*WRITTEN EXERCISE:*
Copy all lines below containing "ylabel".

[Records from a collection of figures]
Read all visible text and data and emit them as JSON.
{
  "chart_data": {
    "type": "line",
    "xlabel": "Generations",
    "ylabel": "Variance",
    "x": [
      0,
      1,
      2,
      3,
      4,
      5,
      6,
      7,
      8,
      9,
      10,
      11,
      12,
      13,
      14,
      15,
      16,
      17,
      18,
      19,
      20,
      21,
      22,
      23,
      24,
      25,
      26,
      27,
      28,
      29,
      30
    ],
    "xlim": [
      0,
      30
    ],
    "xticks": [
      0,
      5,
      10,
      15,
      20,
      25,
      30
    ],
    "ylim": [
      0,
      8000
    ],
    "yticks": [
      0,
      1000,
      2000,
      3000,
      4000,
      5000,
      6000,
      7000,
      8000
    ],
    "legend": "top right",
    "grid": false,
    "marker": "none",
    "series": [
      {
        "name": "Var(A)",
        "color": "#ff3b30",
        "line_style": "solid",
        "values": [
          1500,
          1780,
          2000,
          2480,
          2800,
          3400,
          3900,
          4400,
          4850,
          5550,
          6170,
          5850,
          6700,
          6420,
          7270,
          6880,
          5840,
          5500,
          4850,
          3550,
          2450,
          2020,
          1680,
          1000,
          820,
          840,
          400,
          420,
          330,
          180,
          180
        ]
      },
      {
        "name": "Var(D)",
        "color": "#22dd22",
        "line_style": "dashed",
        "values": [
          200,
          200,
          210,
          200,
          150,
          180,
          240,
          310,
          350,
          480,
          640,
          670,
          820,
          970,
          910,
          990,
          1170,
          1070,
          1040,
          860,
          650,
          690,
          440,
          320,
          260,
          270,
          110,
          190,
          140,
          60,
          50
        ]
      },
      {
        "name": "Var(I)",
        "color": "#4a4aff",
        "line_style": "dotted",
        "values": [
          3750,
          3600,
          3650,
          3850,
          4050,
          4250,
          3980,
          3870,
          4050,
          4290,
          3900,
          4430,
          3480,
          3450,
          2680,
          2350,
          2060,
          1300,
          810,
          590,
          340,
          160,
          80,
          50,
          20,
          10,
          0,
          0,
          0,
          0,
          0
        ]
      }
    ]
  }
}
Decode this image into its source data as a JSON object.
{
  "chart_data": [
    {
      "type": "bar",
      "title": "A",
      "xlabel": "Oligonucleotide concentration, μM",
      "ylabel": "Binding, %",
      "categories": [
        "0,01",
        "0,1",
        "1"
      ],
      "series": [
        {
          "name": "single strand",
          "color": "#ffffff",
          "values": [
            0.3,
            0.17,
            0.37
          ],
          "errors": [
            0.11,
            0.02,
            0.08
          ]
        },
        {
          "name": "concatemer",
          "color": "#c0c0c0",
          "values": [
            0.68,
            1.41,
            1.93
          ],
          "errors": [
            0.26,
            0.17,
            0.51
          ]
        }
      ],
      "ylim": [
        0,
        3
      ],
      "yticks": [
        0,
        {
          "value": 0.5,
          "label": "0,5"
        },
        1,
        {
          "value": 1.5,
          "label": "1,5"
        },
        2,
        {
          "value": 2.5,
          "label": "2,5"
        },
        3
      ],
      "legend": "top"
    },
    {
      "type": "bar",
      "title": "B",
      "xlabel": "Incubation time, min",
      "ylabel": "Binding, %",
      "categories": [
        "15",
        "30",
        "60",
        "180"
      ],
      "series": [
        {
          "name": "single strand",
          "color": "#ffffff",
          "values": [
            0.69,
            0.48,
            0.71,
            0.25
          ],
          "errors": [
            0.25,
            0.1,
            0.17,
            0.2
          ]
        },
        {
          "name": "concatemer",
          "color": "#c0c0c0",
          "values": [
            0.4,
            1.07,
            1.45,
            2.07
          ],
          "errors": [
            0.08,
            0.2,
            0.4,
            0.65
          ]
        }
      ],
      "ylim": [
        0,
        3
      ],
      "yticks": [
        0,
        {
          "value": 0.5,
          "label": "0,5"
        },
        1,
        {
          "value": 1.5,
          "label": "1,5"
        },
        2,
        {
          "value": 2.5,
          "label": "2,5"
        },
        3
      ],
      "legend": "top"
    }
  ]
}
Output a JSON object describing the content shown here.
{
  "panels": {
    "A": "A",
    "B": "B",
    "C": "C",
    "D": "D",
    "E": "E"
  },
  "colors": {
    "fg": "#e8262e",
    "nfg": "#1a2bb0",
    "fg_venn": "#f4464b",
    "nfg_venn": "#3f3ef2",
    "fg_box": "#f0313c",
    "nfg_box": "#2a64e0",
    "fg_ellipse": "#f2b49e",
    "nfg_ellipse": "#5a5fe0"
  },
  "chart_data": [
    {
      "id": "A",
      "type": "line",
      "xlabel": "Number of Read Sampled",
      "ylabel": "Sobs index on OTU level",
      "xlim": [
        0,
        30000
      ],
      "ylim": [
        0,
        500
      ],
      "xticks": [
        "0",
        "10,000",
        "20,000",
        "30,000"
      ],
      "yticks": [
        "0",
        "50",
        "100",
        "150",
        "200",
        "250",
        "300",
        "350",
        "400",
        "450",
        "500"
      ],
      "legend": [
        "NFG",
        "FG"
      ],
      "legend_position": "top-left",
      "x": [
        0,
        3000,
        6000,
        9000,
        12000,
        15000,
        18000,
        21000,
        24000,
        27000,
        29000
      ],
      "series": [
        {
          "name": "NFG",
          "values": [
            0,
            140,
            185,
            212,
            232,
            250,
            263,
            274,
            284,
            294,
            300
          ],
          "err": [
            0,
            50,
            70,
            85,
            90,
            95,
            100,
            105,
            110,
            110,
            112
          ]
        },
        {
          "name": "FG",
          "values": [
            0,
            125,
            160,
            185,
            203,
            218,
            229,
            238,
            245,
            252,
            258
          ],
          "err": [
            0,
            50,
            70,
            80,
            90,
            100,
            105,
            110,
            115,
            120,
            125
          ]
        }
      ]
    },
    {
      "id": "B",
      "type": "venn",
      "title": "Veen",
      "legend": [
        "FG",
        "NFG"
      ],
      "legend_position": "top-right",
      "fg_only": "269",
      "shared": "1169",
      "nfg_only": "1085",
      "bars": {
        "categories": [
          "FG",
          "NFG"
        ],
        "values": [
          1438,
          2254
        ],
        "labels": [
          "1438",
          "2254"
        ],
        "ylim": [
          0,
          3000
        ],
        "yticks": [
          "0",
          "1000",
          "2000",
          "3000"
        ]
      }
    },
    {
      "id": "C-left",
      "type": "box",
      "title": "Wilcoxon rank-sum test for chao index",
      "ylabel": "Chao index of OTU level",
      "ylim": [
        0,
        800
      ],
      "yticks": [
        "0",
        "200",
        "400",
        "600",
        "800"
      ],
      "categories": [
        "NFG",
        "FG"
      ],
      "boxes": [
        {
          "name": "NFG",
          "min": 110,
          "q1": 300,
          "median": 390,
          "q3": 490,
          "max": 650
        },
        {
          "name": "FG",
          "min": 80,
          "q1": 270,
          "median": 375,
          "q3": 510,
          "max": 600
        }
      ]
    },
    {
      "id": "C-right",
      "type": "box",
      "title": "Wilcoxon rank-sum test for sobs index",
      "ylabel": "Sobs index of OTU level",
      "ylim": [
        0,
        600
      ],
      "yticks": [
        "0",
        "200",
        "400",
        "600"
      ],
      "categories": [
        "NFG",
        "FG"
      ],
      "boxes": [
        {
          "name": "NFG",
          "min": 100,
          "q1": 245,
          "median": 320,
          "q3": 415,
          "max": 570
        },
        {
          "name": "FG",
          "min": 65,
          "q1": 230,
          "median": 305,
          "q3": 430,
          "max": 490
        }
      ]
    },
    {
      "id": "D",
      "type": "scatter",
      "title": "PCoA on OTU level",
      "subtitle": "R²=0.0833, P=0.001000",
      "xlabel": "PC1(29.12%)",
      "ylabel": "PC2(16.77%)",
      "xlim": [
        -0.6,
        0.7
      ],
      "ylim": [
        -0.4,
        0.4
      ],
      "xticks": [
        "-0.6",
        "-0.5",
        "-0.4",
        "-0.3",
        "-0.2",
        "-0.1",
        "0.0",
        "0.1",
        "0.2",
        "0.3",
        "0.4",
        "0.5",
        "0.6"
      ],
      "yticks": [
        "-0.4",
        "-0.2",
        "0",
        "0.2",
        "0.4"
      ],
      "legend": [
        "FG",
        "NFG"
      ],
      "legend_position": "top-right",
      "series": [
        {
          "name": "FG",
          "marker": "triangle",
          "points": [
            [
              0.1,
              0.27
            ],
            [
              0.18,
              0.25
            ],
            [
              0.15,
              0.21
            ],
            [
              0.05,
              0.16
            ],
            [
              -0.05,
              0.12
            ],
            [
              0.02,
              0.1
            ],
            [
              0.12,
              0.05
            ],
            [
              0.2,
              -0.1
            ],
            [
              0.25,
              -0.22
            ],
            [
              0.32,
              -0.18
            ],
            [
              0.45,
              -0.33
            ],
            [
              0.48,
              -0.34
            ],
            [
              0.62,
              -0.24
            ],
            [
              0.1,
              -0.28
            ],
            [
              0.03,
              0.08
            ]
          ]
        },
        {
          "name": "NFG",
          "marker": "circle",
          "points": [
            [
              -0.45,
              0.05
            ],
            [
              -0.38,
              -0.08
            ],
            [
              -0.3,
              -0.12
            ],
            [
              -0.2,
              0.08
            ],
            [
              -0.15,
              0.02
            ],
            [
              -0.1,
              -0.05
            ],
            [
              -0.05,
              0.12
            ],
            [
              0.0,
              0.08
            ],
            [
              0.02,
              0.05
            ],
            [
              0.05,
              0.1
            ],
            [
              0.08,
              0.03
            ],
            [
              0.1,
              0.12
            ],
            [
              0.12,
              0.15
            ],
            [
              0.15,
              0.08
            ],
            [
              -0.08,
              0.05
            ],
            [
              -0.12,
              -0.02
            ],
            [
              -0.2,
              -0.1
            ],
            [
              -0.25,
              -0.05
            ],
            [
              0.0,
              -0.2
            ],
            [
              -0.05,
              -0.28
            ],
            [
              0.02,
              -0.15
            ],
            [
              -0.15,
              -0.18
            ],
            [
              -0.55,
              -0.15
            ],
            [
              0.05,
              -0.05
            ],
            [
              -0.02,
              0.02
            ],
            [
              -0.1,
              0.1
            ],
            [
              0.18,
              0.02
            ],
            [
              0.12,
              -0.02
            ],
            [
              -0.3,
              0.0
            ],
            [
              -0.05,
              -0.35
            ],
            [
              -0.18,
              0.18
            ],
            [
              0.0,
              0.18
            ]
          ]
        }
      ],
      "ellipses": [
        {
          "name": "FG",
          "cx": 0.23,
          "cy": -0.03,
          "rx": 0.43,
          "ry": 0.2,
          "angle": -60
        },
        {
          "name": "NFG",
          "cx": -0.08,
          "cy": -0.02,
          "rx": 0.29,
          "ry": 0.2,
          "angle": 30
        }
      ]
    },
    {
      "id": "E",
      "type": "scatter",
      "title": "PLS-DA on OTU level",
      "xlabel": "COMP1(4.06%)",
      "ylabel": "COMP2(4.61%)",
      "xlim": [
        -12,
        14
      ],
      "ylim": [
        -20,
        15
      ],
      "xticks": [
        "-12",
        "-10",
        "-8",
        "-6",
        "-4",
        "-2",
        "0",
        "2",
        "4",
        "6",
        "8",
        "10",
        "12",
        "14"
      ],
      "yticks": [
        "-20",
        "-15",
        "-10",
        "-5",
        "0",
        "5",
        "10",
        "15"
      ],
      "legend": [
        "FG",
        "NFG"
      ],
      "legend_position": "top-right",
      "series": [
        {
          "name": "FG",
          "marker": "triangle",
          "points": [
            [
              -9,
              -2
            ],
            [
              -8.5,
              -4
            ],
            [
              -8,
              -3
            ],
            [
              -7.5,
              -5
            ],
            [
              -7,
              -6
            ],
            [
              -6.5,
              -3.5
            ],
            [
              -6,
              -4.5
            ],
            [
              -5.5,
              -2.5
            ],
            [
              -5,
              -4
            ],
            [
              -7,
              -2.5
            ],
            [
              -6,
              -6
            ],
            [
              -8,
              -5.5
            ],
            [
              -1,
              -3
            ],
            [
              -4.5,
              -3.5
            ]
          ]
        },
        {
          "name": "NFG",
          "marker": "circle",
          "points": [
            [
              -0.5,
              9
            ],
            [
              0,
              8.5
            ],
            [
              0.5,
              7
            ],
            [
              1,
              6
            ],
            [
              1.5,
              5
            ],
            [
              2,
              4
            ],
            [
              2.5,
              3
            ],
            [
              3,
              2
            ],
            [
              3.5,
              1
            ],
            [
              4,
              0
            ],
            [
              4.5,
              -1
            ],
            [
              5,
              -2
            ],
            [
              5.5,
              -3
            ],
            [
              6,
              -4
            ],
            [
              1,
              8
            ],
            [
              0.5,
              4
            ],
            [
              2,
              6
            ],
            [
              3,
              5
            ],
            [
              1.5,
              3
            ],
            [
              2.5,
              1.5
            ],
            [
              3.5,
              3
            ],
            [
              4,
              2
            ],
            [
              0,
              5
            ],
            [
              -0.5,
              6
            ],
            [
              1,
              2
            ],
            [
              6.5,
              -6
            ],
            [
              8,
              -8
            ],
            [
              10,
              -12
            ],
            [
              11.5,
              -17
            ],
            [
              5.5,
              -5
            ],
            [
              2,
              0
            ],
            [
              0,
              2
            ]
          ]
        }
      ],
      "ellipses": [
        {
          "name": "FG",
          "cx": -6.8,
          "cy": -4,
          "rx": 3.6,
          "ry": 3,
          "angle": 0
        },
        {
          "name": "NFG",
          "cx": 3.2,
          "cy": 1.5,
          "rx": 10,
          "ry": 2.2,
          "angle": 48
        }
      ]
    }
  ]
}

*RESULT FOR THIS TASK:*
    "ylabel": "Variance",
      "ylabel": "Binding, %",
      "ylabel": "Binding, %",
      "ylabel": "Sobs index on OTU level",
      "ylabel": "Chao index of OTU level",
      "ylabel": "Sobs index of OTU level",
      "ylabel": "PC2(16.77%)",
      "ylabel": "COMP2(4.61%)",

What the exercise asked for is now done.